## EXERCISE REQUIREMENTS
Reproduce the entries exactly.

>> BEGIN

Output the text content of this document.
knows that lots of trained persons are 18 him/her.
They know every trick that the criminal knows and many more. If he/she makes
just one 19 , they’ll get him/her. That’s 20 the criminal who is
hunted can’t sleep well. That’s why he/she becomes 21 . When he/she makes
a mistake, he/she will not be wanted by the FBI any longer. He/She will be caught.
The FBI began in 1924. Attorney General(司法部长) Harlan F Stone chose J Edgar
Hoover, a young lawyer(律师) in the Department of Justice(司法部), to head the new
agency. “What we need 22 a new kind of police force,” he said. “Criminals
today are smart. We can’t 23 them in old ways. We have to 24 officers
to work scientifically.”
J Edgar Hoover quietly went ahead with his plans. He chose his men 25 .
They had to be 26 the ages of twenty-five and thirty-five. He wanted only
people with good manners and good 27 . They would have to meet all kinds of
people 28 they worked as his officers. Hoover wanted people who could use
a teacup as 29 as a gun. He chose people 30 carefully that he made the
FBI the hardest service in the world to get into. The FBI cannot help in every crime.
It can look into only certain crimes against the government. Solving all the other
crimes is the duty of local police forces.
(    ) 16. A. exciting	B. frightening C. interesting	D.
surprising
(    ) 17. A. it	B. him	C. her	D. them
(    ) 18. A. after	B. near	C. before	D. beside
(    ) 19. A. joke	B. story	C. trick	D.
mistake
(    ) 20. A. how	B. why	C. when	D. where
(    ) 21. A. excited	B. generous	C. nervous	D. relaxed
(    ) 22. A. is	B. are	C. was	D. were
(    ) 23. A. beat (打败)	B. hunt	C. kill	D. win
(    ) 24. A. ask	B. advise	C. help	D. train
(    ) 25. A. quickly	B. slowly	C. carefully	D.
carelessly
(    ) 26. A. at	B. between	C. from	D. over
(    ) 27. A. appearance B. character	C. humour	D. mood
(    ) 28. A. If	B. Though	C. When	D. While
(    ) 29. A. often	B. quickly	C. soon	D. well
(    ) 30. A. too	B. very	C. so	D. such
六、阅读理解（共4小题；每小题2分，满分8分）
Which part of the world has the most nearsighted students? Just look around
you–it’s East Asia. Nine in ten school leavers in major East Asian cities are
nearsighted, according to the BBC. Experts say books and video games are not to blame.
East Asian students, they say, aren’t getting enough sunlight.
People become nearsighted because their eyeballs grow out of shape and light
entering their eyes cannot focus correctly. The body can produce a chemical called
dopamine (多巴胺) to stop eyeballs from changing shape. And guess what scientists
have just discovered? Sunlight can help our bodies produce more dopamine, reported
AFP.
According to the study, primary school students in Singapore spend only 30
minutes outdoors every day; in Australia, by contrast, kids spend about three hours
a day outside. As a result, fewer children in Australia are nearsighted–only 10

>> END

## COMPLETE OUTPUT
Output the text content of this document.
knows that lots of trained persons are 18 him/her.
They know every trick that the criminal knows and many more. If he/she makes
just one 19 , they’ll get him/her. That’s 20 the criminal who is
hunted can’t sleep well. That’s why he/she becomes 21 . When he/she makes
a mistake, he/she will not be wanted by the FBI any longer. He/She will be caught.
The FBI began in 1924. Attorney General(司法部长) Harlan F Stone chose J Edgar
Hoover, a young lawyer(律师) in the Department of Justice(司法部), to head the new
agency. “What we need 22 a new kind of police force,” he said. “Criminals
today are smart. We can’t 23 them in old ways. We have to 24 officers
to work scientifically.”
J Edgar Hoover quietly went ahead with his plans. He chose his men 25 .
They had to be 26 the ages of twenty-five and thirty-five. He wanted only
people with good manners and good 27 . They would have to meet all kinds of
people 28 they worked as his officers. Hoover wanted people who could use
a teacup as 29 as a gun. He chose people 30 carefully that he made the
FBI the hardest service in the world to get into. The FBI cannot help in every crime.
It can look into only certain crimes against the government. Solving all the other
crimes is the duty of local police forces.
(    ) 16. A. exciting	B. frightening C. interesting	D.
surprising
(    ) 17. A. it	B. him	C. her	D. them
(    ) 18. A. after	B. near	C. before	D. beside
(    ) 19. A. joke	B. story	C. trick	D.
mistake
(    ) 20. A. how	B. why	C. when	D. where
(    ) 21. A. excited	B. generous	C. nervous	D. relaxed
(    ) 22. A. is	B. are	C. was	D. were
(    ) 23. A. beat (打败)	B. hunt	C. kill	D. win
(    ) 24. A. ask	B. advise	C. help	D. train
(    ) 25. A. quickly	B. slowly	C. carefully	D.
carelessly
(    ) 26. A. at	B. between	C. from	D. over
(    ) 27. A. appearance B. character	C. humour	D. mood
(    ) 28. A. If	B. Though	C. When	D. While
(    ) 29. A. often	B. quickly	C. soon	D. well
(    ) 30. A. too	B. very	C. so	D. such
六、阅读理解（共4小题；每小题2分，满分8分）
Which part of the world has the most nearsighted students? Just look around
you–it’s East Asia. Nine in ten school leavers in major East Asian cities are
nearsighted, according to the BBC. Experts say books and video games are not to blame.
East Asian students, they say, aren’t getting enough sunlight.
People become nearsighted because their eyeballs grow out of shape and light
entering their eyes cannot focus correctly. The body can produce a chemical called
dopamine (多巴胺) to stop eyeballs from changing shape. And guess what scientists
have just discovered? Sunlight can help our bodies produce more dopamine, reported
AFP.
According to the study, primary school students in Singapore spend only 30
minutes outdoors every day; in Australia, by contrast, kids spend about three hours
a day outside. As a result, fewer children in Australia are nearsighted–only 10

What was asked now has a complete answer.